Repeat the records below exactly, leaving out any pictures.

GIVEN DATA
========
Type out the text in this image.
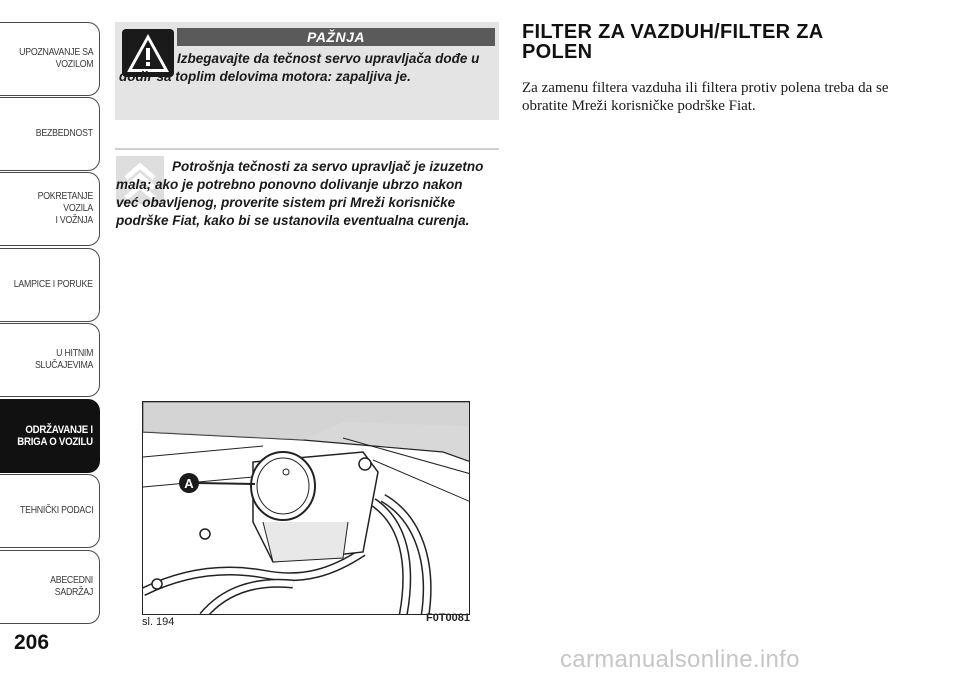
UPOZNAVANJE SA
VOZILOM
BEZBEDNOST
POKRETANJE VOZILA
I VOŽNJA
LAMPICE I PORUKE
U HITNIM
SLUČAJEVIMA
ODRŽAVANJE I
BRIGA O VOZILU
TEHNIČKI PODACI
ABECEDNI SADRŽAJ
206
PAŽNJA
Izbegavajte da tečnost servo upravljača dođe u dodir sa toplim delovima motora: zapaljiva je.
Potrošnja tečnosti za servo upravljač je izuzetno mala; ako je potrebno ponovno dolivanje ubrzo nakon već obavljenog, proverite sistem pri Mreži korisničke podrške Fiat, kako bi se ustanovila eventualna curenja.
A
sl. 194	F0T0081
FILTER ZA VAZDUH/FILTER ZA POLEN
Za zamenu filtera vazduha ili filtera protiv polena treba da se obratite Mreži korisničke podrške Fiat.
carmanualsonline.info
========
ANSWER
Type out the text in this image.
UPOZNAVANJE SA
VOZILOM
BEZBEDNOST
POKRETANJE VOZILA
I VOŽNJA
LAMPICE I PORUKE
U HITNIM
SLUČAJEVIMA
ODRŽAVANJE I
BRIGA O VOZILU
TEHNIČKI PODACI
ABECEDNI SADRŽAJ
206
PAŽNJA
Izbegavajte da tečnost servo upravljača dođe u dodir sa toplim delovima motora: zapaljiva je.
Potrošnja tečnosti za servo upravljač je izuzetno mala; ako je potrebno ponovno dolivanje ubrzo nakon već obavljenog, proverite sistem pri Mreži korisničke podrške Fiat, kako bi se ustanovila eventualna curenja.
A
sl. 194	F0T0081
FILTER ZA VAZDUH/FILTER ZA POLEN
Za zamenu filtera vazduha ili filtera protiv polena treba da se obratite Mreži korisničke podrške Fiat.
carmanualsonline.info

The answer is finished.